TASK DESCRIPTION
Return, word for word, every line that follows.

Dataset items
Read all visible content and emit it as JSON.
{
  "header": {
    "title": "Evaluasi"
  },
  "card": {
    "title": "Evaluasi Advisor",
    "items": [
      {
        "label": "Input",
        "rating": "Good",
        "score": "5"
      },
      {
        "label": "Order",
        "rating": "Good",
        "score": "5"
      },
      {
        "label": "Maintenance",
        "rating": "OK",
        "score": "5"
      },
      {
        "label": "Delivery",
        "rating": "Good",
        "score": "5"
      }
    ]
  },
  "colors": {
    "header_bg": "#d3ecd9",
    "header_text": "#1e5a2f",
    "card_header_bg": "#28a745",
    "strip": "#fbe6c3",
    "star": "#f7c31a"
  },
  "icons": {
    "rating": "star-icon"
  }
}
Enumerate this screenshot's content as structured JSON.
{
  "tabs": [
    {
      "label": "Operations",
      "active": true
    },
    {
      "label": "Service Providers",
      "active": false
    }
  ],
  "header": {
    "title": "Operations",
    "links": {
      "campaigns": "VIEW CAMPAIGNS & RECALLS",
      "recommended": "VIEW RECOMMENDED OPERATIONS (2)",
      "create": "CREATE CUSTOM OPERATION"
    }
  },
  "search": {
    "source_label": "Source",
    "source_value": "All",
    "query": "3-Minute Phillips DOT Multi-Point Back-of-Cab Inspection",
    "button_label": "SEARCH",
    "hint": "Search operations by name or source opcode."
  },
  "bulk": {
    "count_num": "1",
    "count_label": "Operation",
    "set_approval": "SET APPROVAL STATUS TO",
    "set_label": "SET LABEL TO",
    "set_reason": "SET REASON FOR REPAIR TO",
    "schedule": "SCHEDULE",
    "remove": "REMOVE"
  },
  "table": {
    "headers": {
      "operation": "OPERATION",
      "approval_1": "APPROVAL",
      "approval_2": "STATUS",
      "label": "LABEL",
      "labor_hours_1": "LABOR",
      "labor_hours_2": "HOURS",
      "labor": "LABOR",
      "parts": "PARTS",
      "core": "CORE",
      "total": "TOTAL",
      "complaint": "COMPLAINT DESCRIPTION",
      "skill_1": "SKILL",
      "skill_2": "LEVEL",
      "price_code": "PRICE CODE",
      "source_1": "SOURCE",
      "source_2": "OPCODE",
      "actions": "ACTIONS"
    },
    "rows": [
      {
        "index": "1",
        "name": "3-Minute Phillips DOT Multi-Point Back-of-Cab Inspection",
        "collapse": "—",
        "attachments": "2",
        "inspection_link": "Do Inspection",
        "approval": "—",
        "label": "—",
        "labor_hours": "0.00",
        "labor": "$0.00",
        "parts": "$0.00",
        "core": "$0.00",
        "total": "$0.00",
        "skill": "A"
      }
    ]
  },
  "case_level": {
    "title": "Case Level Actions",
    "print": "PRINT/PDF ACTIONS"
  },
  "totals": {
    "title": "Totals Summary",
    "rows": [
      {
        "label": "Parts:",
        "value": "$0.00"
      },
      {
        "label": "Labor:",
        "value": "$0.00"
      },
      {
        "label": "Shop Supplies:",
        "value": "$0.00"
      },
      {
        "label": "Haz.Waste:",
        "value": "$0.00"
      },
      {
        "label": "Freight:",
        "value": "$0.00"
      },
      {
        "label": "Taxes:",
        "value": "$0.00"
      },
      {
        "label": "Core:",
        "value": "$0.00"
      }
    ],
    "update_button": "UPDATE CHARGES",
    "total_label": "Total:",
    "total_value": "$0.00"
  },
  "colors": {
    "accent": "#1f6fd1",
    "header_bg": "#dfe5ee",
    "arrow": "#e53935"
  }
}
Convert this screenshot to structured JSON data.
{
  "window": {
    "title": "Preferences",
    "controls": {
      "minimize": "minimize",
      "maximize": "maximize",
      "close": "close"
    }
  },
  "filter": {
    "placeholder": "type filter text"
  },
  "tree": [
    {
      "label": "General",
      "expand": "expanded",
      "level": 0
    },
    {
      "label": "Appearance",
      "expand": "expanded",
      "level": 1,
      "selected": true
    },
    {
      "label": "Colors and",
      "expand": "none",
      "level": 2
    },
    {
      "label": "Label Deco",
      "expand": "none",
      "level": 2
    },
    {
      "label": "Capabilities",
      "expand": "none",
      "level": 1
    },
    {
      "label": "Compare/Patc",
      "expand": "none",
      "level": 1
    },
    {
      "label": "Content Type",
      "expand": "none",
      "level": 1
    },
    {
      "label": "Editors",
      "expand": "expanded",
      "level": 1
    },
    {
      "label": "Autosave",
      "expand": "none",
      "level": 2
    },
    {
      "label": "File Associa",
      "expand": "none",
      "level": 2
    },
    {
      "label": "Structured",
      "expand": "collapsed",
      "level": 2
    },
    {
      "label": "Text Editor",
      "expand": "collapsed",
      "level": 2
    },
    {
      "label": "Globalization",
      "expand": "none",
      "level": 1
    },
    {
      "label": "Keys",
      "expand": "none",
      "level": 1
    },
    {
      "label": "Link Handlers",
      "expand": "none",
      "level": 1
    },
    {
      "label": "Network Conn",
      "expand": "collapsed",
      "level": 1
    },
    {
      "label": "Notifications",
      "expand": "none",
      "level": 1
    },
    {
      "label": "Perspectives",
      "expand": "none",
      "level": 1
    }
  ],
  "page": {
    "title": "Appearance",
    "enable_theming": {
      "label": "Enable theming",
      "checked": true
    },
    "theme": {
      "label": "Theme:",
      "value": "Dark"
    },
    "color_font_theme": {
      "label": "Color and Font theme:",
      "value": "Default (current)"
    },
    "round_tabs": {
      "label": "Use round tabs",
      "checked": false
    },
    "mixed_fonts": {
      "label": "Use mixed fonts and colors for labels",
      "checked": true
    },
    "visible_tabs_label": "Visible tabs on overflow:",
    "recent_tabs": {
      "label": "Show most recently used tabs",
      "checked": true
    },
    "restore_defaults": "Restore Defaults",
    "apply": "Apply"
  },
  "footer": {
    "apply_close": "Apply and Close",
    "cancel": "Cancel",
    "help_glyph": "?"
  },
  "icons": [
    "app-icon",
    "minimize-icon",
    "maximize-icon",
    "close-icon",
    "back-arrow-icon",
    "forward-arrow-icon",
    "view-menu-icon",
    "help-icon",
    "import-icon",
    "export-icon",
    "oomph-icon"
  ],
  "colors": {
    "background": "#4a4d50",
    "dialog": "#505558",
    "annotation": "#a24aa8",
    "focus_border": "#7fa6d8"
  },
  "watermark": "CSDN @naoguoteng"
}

EXERCISE ANSWER
Read all visible content and emit it as JSON.
{
  "header": {
    "title": "Evaluasi"
  },
  "card": {
    "title": "Evaluasi Advisor",
    "items": [
      {
        "label": "Input",
        "rating": "Good",
        "score": "5"
      },
      {
        "label": "Order",
        "rating": "Good",
        "score": "5"
      },
      {
        "label": "Maintenance",
        "rating": "OK",
        "score": "5"
      },
      {
        "label": "Delivery",
        "rating": "Good",
        "score": "5"
      }
    ]
  },
  "colors": {
    "header_bg": "#d3ecd9",
    "header_text": "#1e5a2f",
    "card_header_bg": "#28a745",
    "strip": "#fbe6c3",
    "star": "#f7c31a"
  },
  "icons": {
    "rating": "star-icon"
  }
}
Enumerate this screenshot's content as structured JSON.
{
  "tabs": [
    {
      "label": "Operations",
      "active": true
    },
    {
      "label": "Service Providers",
      "active": false
    }
  ],
  "header": {
    "title": "Operations",
    "links": {
      "campaigns": "VIEW CAMPAIGNS & RECALLS",
      "recommended": "VIEW RECOMMENDED OPERATIONS (2)",
      "create": "CREATE CUSTOM OPERATION"
    }
  },
  "search": {
    "source_label": "Source",
    "source_value": "All",
    "query": "3-Minute Phillips DOT Multi-Point Back-of-Cab Inspection",
    "button_label": "SEARCH",
    "hint": "Search operations by name or source opcode."
  },
  "bulk": {
    "count_num": "1",
    "count_label": "Operation",
    "set_approval": "SET APPROVAL STATUS TO",
    "set_label": "SET LABEL TO",
    "set_reason": "SET REASON FOR REPAIR TO",
    "schedule": "SCHEDULE",
    "remove": "REMOVE"
  },
  "table": {
    "headers": {
      "operation": "OPERATION",
      "approval_1": "APPROVAL",
      "approval_2": "STATUS",
      "label": "LABEL",
      "labor_hours_1": "LABOR",
      "labor_hours_2": "HOURS",
      "labor": "LABOR",
      "parts": "PARTS",
      "core": "CORE",
      "total": "TOTAL",
      "complaint": "COMPLAINT DESCRIPTION",
      "skill_1": "SKILL",
      "skill_2": "LEVEL",
      "price_code": "PRICE CODE",
      "source_1": "SOURCE",
      "source_2": "OPCODE",
      "actions": "ACTIONS"
    },
    "rows": [
      {
        "index": "1",
        "name": "3-Minute Phillips DOT Multi-Point Back-of-Cab Inspection",
        "collapse": "—",
        "attachments": "2",
        "inspection_link": "Do Inspection",
        "approval": "—",
        "label": "—",
        "labor_hours": "0.00",
        "labor": "$0.00",
        "parts": "$0.00",
        "core": "$0.00",
        "total": "$0.00",
        "skill": "A"
      }
    ]
  },
  "case_level": {
    "title": "Case Level Actions",
    "print": "PRINT/PDF ACTIONS"
  },
  "totals": {
    "title": "Totals Summary",
    "rows": [
      {
        "label": "Parts:",
        "value": "$0.00"
      },
      {
        "label": "Labor:",
        "value": "$0.00"
      },
      {
        "label": "Shop Supplies:",
        "value": "$0.00"
      },
      {
        "label": "Haz.Waste:",
        "value": "$0.00"
      },
      {
        "label": "Freight:",
        "value": "$0.00"
      },
      {
        "label": "Taxes:",
        "value": "$0.00"
      },
      {
        "label": "Core:",
        "value": "$0.00"
      }
    ],
    "update_button": "UPDATE CHARGES",
    "total_label": "Total:",
    "total_value": "$0.00"
  },
  "colors": {
    "accent": "#1f6fd1",
    "header_bg": "#dfe5ee",
    "arrow": "#e53935"
  }
}
Convert this screenshot to structured JSON data.
{
  "window": {
    "title": "Preferences",
    "controls": {
      "minimize": "minimize",
      "maximize": "maximize",
      "close": "close"
    }
  },
  "filter": {
    "placeholder": "type filter text"
  },
  "tree": [
    {
      "label": "General",
      "expand": "expanded",
      "level": 0
    },
    {
      "label": "Appearance",
      "expand": "expanded",
      "level": 1,
      "selected": true
    },
    {
      "label": "Colors and",
      "expand": "none",
      "level": 2
    },
    {
      "label": "Label Deco",
      "expand": "none",
      "level": 2
    },
    {
      "label": "Capabilities",
      "expand": "none",
      "level": 1
    },
    {
      "label": "Compare/Patc",
      "expand": "none",
      "level": 1
    },
    {
      "label": "Content Type",
      "expand": "none",
      "level": 1
    },
    {
      "label": "Editors",
      "expand": "expanded",
      "level": 1
    },
    {
      "label": "Autosave",
      "expand": "none",
      "level": 2
    },
    {
      "label": "File Associa",
      "expand": "none",
      "level": 2
    },
    {
      "label": "Structured",
      "expand": "collapsed",
      "level": 2
    },
    {
      "label": "Text Editor",
      "expand": "collapsed",
      "level": 2
    },
    {
      "label": "Globalization",
      "expand": "none",
      "level": 1
    },
    {
      "label": "Keys",
      "expand": "none",
      "level": 1
    },
    {
      "label": "Link Handlers",
      "expand": "none",
      "level": 1
    },
    {
      "label": "Network Conn",
      "expand": "collapsed",
      "level": 1
    },
    {
      "label": "Notifications",
      "expand": "none",
      "level": 1
    },
    {
      "label": "Perspectives",
      "expand": "none",
      "level": 1
    }
  ],
  "page": {
    "title": "Appearance",
    "enable_theming": {
      "label": "Enable theming",
      "checked": true
    },
    "theme": {
      "label": "Theme:",
      "value": "Dark"
    },
    "color_font_theme": {
      "label": "Color and Font theme:",
      "value": "Default (current)"
    },
    "round_tabs": {
      "label": "Use round tabs",
      "checked": false
    },
    "mixed_fonts": {
      "label": "Use mixed fonts and colors for labels",
      "checked": true
    },
    "visible_tabs_label": "Visible tabs on overflow:",
    "recent_tabs": {
      "label": "Show most recently used tabs",
      "checked": true
    },
    "restore_defaults": "Restore Defaults",
    "apply": "Apply"
  },
  "footer": {
    "apply_close": "Apply and Close",
    "cancel": "Cancel",
    "help_glyph": "?"
  },
  "icons": [
    "app-icon",
    "minimize-icon",
    "maximize-icon",
    "close-icon",
    "back-arrow-icon",
    "forward-arrow-icon",
    "view-menu-icon",
    "help-icon",
    "import-icon",
    "export-icon",
    "oomph-icon"
  ],
  "colors": {
    "background": "#4a4d50",
    "dialog": "#505558",
    "annotation": "#a24aa8",
    "focus_border": "#7fa6d8"
  },
  "watermark": "CSDN @naoguoteng"
}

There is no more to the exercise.